▸ **Enunciado a**: En el listado, reescribe las líneas desde la que contiene "gallery-image-couple-lakeshore [0, 0, 451, 493]" hasta la que contiene "read-more-button[interactable]: READ MORE", ambas incluidas, y reemplaza "About Club" por "Sobre el club" sin cambiar nada más.

▸ **Texto de lectura**:
= = =

Read 23-F, El Rey y su secreto Online

Authors: Jesús Palacios

Tags: #Historico, Política

23-F, El Rey y su secreto (14 page)

Se podría argumentar que todos estos testimonios pertenecen a personas adversas a Gutiérrez Mellado, y que le tenían inquina. ¿Todos?, ¿Alfonso Osorio y Sabino Fernández Campo? ¿También el general José Vega Rodríguez? El general Vega fue un estrecho colaborador del vicepresidente del gobierno. Hubo un tiempo, al inicio de la transición, en que su nombre aparecía ligado a la jefatura de un gobierno provisional propiciado por sectores de la izquierda. Al igual que en otro momento, un poco anterior, se colocaba a la persona del general Manuel Díez Alegría en un gobierno impulsado por la Platajunta Democrática. No eran más que especulaciones infundadas y deseos sin fundamento.

A la figura del general Vega se la distinguía por un porte demócrata y liberal. Y sin embargo, no hubo reparo alguno para colocarlo al frente de un supuesto gobierno militar que saldría impulsado por un golpe llevado a cabo conjuntamente por la División Acorazada y la Brigada Paracaidista. La especie mediática fue una solemne intoxicación lanzada a mediados de enero de 1980. El entonces ministro de Defensa, Agustín Rodríguez Sahagún, que se creía casi todo lo que le filtraban, corrió veloz a intentar apaciguar los ánimos entre los mandos de ambas unidades militares. El bulo no tenía nada de cierto, pero le costó el cese al general Luis Torres Rojas al frente de la Acorazada, y su forzoso traslado, sin ascenso a teniente general, al gobierno militar de La Coruña.

El «demócrata y liberal» general Vega tampoco aguantaría más los modos de actuar que tenía Gutiérrez Mellado y presentaría su dimisión a mediados de mayo de 1978 como jefe del Estado Mayor del Ejército. Fue un revés importante para la nomenclatura gubernamental castrense que Mellado titulara desde la vicepresidencia para la Defensa. Vega veía con grave preocupación los exagerados ataques que desde fuera del ámbito de la milicia se estaban cebando con los ejércitos. Además, disentía profundamente de las arbitrariedades que estaba llevando a cabo su jefe directo en materia de ascensos, como el desplazamiento orgánico de la JUJEM, los cambios en la capitanía de Barcelona y en la Acorazada; los saltos en el escalafón, siempre sagrado, para favorecer caprichosamente a unos generales que se suponía que serían más «dúctiles», en perjuicio de otros menos «simpáticos», como el general Milans.

= = =

▸ **Enunciado b**: Prosigue el fragmento sobre el 23-F y la dimisión del general Vega desde el punto en que se detiene.

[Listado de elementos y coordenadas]
= = =

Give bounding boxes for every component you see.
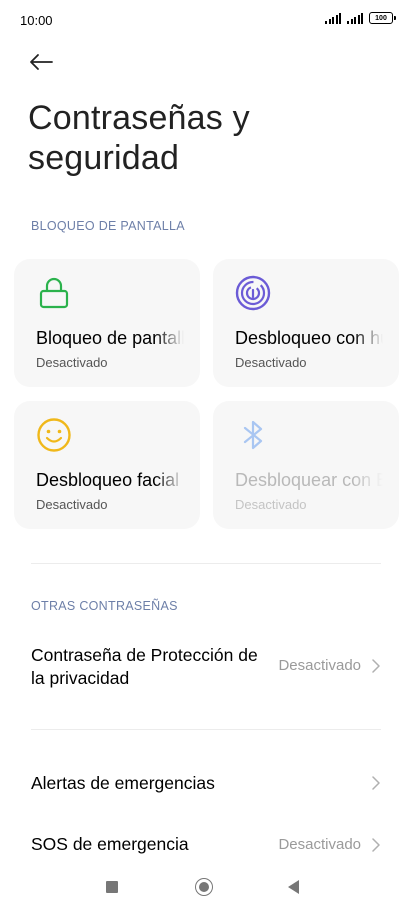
row-emergency-sos-label: SOS de emergencia	[31, 834, 189, 854]
card-fingerprint-unlock[interactable]: Desbloqueo con huella Desactivado	[213, 259, 399, 387]
status-icons: 100	[325, 12, 396, 24]
section-header-other-passwords: OTRAS CONTRASEÑAS	[31, 599, 178, 613]
chevron-right-icon	[372, 838, 380, 852]
battery-icon: 100	[369, 12, 396, 24]
card-bluetooth-status: Desactivado	[235, 497, 307, 512]
nav-back-button[interactable]	[288, 880, 299, 894]
card-bluetooth-unlock[interactable]: Desbloquear con Bluetooth Desactivado	[213, 401, 399, 529]
chevron-right-icon	[372, 659, 380, 673]
card-face-title: Desbloqueo facial	[36, 470, 180, 490]
fingerprint-icon	[235, 275, 271, 311]
battery-level: 100	[375, 14, 387, 22]
arrow-left-icon	[30, 54, 53, 70]
card-screen-lock-title: Bloqueo de pantalla	[36, 328, 184, 348]
card-bluetooth-title: Desbloquear con Bluetooth	[235, 470, 383, 490]
chevron-right-icon	[372, 776, 380, 790]
card-fingerprint-title: Desbloqueo con huella	[235, 328, 383, 348]
face-icon	[37, 418, 71, 452]
row-emergency-alerts-label: Alertas de emergencias	[31, 773, 215, 793]
card-face-unlock[interactable]: Desbloqueo facial Desactivado	[14, 401, 200, 529]
status-time: 10:00	[20, 13, 53, 28]
row-emergency-alerts[interactable]: Alertas de emergencias	[0, 760, 411, 806]
divider	[31, 729, 381, 730]
home-button[interactable]	[195, 878, 213, 896]
back-button[interactable]	[28, 48, 60, 76]
card-fingerprint-status: Desactivado	[235, 355, 307, 370]
bluetooth-icon	[243, 420, 263, 450]
row-emergency-sos-value: Desactivado	[278, 836, 361, 853]
row-privacy-password[interactable]: Contraseña de Protección de la privacida…	[0, 640, 411, 696]
card-face-status: Desactivado	[36, 497, 108, 512]
row-privacy-password-label: Contraseña de Protección de la privacida…	[31, 645, 258, 688]
page-title: Contraseñas y seguridad	[28, 99, 250, 177]
card-screen-lock-status: Desactivado	[36, 355, 108, 370]
status-bar: 10:00 100	[0, 0, 411, 40]
divider	[31, 563, 381, 564]
row-privacy-password-value: Desactivado	[278, 657, 361, 674]
row-emergency-sos[interactable]: SOS de emergencia Desactivado	[0, 822, 411, 868]
signal-icon-2	[347, 12, 363, 24]
card-screen-lock[interactable]: Bloqueo de pantalla Desactivado	[14, 259, 200, 387]
system-nav-bar	[0, 866, 411, 910]
signal-icon	[325, 12, 341, 24]
lock-icon	[39, 277, 69, 309]
section-header-screen-lock: BLOQUEO DE PANTALLA	[31, 219, 185, 233]
recents-button[interactable]	[106, 881, 118, 893]
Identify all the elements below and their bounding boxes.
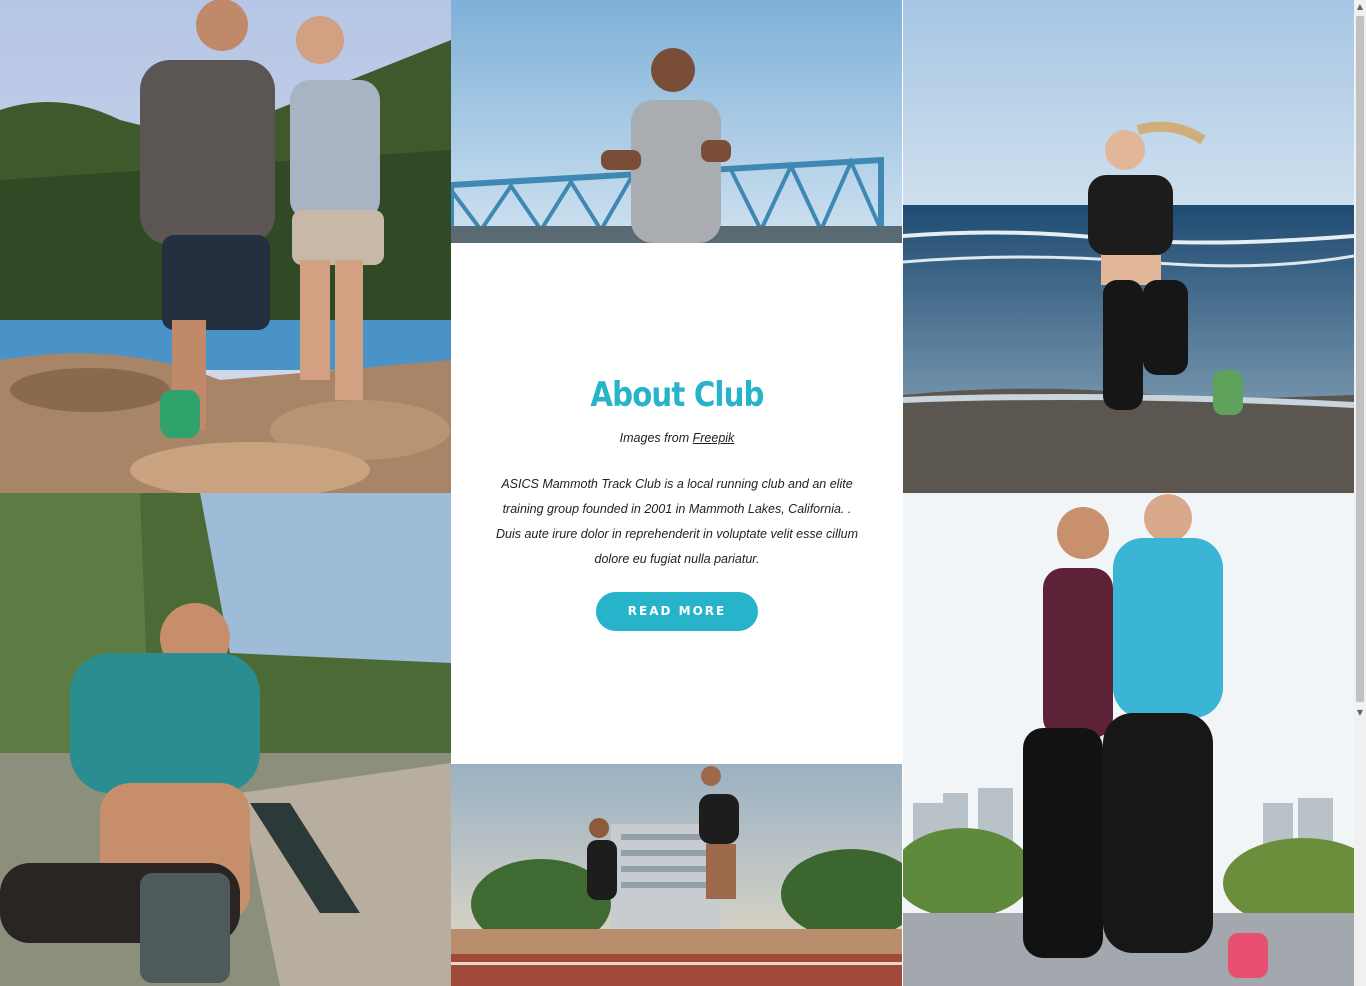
gallery-image-couple-lakeshore [0, 0, 451, 493]
about-title: About Club [590, 375, 764, 415]
scroll-up-icon[interactable]: ▲ [1354, 0, 1366, 14]
image-credit: Images from Freepik [451, 431, 903, 445]
read-more-button[interactable]: READ MORE [596, 592, 758, 631]
gallery-image-man-stretching [0, 493, 451, 986]
about-description: ASICS Mammoth Track Club is a local runn… [496, 477, 858, 566]
scrollbar-thumb[interactable] [1356, 16, 1364, 702]
vertical-scrollbar[interactable]: ▲ ▼ [1354, 0, 1366, 986]
gallery-image-woman-beach [903, 0, 1354, 493]
scroll-down-icon[interactable]: ▼ [1354, 706, 1366, 720]
gallery-image-man-bridge [451, 0, 902, 243]
credit-prefix: Images from [619, 431, 690, 445]
about-club-section: About Club Images from Freepik ASICS Mam… [451, 243, 903, 764]
gallery-image-couple-city [903, 493, 1354, 986]
gallery-image-athletes-track [451, 764, 902, 986]
freepik-link[interactable]: Freepik [693, 431, 735, 445]
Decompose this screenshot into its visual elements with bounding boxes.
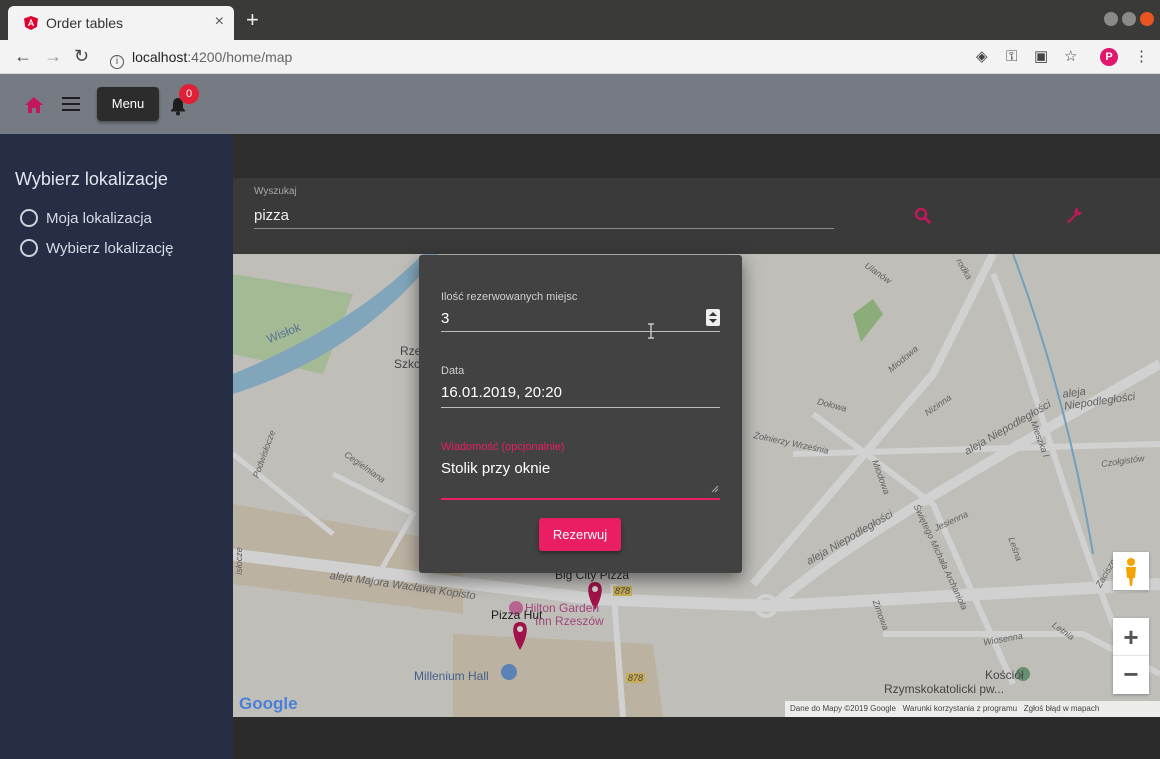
message-underline (441, 498, 720, 500)
map-terms-link[interactable]: Warunki korzystania z programu (903, 704, 1017, 713)
message-label: Wiadomość (opcjonalnie) (441, 441, 565, 453)
forward-arrow-icon[interactable]: → (44, 46, 62, 66)
google-logo: Google (239, 694, 298, 713)
key-icon[interactable]: ⚿ (1006, 48, 1017, 66)
star-icon[interactable]: ☆ (1064, 48, 1077, 66)
map-report-link[interactable]: Zgłoś błąd w mapach (1024, 704, 1100, 713)
search-icon[interactable] (914, 207, 932, 225)
close-window-button[interactable] (1140, 12, 1154, 26)
browser-tab-bar: Order tables × + (0, 0, 1160, 40)
home-icon[interactable] (24, 96, 44, 114)
map-attribution-bar: Dane do Mapy ©2019 Google Warunki korzys… (785, 701, 1160, 717)
sidebar-title: Wybierz lokalizacje (15, 169, 168, 189)
zoom-controls: + − (1113, 618, 1149, 694)
tab-title: Order tables (46, 15, 124, 31)
search-label: Wyszukaj (254, 186, 297, 197)
date-input[interactable]: 16.01.2019, 20:20 (441, 384, 562, 401)
resize-handle-icon[interactable] (711, 485, 719, 493)
wrench-icon[interactable] (1065, 206, 1083, 224)
more-vert-icon[interactable]: ⋮ (1134, 48, 1149, 66)
bottom-bar (233, 717, 1160, 759)
radio-choose-location[interactable]: Wybierz lokalizację (20, 239, 173, 257)
reservation-dialog: Ilość rezerwowanych miejsc 3 Data 16.01.… (419, 255, 742, 573)
message-textarea[interactable]: Stolik przy oknie (441, 460, 550, 477)
close-tab-icon[interactable]: × (215, 13, 224, 31)
map-attribution: Dane do Mapy ©2019 Google (790, 704, 896, 713)
notification-badge: 0 (179, 84, 199, 104)
radio-button[interactable] (20, 239, 38, 257)
number-spinner-icon[interactable] (706, 309, 720, 326)
seats-label: Ilość rezerwowanych miejsc (441, 291, 578, 303)
date-label: Data (441, 365, 465, 377)
location-icon[interactable]: ◈ (976, 48, 988, 66)
minimize-window-button[interactable] (1104, 12, 1118, 26)
radio-button[interactable] (20, 209, 38, 227)
zoom-in-button[interactable]: + (1113, 618, 1149, 656)
radio-label: Wybierz lokalizację (46, 239, 174, 257)
seats-underline (441, 331, 720, 332)
radio-label: Moja lokalizacja (46, 209, 152, 227)
zoom-out-button[interactable]: − (1113, 656, 1149, 694)
angular-icon (24, 16, 38, 30)
reserve-button[interactable]: Rezerwuj (539, 518, 621, 551)
url-field[interactable]: i localhost:4200/home/map (110, 49, 292, 69)
text-cursor-icon (648, 323, 654, 339)
main-header-strip (233, 134, 1160, 178)
search-panel: Wyszukaj (233, 178, 1160, 254)
back-arrow-icon[interactable]: ← (14, 46, 32, 66)
reload-icon[interactable]: ↻ (74, 46, 89, 66)
browser-tab[interactable]: Order tables × (8, 6, 234, 40)
url-path: :4200/home/map (187, 49, 293, 65)
translate-icon[interactable]: ▣ (1034, 48, 1048, 66)
seats-input[interactable]: 3 (441, 310, 449, 327)
search-input[interactable] (254, 203, 834, 229)
browser-address-bar: ← → ↻ i localhost:4200/home/map ◈ ⚿ ▣ ☆ P… (0, 40, 1160, 74)
new-tab-button[interactable]: + (246, 9, 259, 31)
url-host: localhost (132, 49, 188, 65)
hamburger-menu-icon[interactable] (62, 97, 80, 111)
radio-my-location[interactable]: Moja lokalizacja (20, 209, 152, 227)
info-icon[interactable]: i (110, 55, 124, 69)
maximize-window-button[interactable] (1122, 12, 1136, 26)
pegman-button[interactable] (1113, 552, 1149, 590)
pegman-icon (1126, 558, 1136, 586)
menu-button[interactable]: Menu (97, 87, 159, 121)
date-underline (441, 407, 720, 408)
profile-avatar[interactable]: P (1100, 48, 1118, 66)
sidebar: Wybierz lokalizacje Moja lokalizacja Wyb… (0, 134, 233, 759)
app-toolbar: Menu (0, 74, 1160, 134)
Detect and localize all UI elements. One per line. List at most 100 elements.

= = =

▸ **Respuesta redactada a**:
gallery-image-couple-lakeshore [0, 0, 451, 493]
about-title: Sobre el club [590, 375, 764, 415]
scroll-up-icon[interactable]: ▲ [1354, 0, 1366, 14]
image-credit: Images from Freepik [451, 431, 903, 445]
read-more-button[interactable]: READ MORE [596, 592, 758, 631]

▸ **Respuesta redactada b**:
Después vendría el milagro del «Palmar»
[16]
, nombre que se dio al ascenso simultáneo de cinco generales para que el general Gabeiras pudiera ser designado JEME del Ejército. Como acabo de apuntar, el general Vega —calificado de progresista— empezó colaborando con pleno entusiasmo en el cambio político, tranquilizando la inquietud de sus compañeros de armas. Poco a poco se iría distanciando, al igual que los demás colegas, del proceso general al que veía por mal camino, hasta terminar muy enconado con Gutiérrez Mellado. Sus discrepancias, agrias y abiertas, lo fueron por cuestiones profesionales, pues «esas discrepancias van en detrimento del propio ejército… Porque creo que están disminuyendo la consideración y el prestigio que las fuerzas armadas se merecen».
[17]

Desde entonces, las fuerzas armadas mostrarían en ocasiones su irritación y repulsa por la conducción de la cosa pública, por el desarrollo autonómico, por el intento de que la amnistía alcanzase a la facción de militares procesados y expulsados de las fuerzas armadas por su pertenencia a la UMD —conocidos como «
úmedos
»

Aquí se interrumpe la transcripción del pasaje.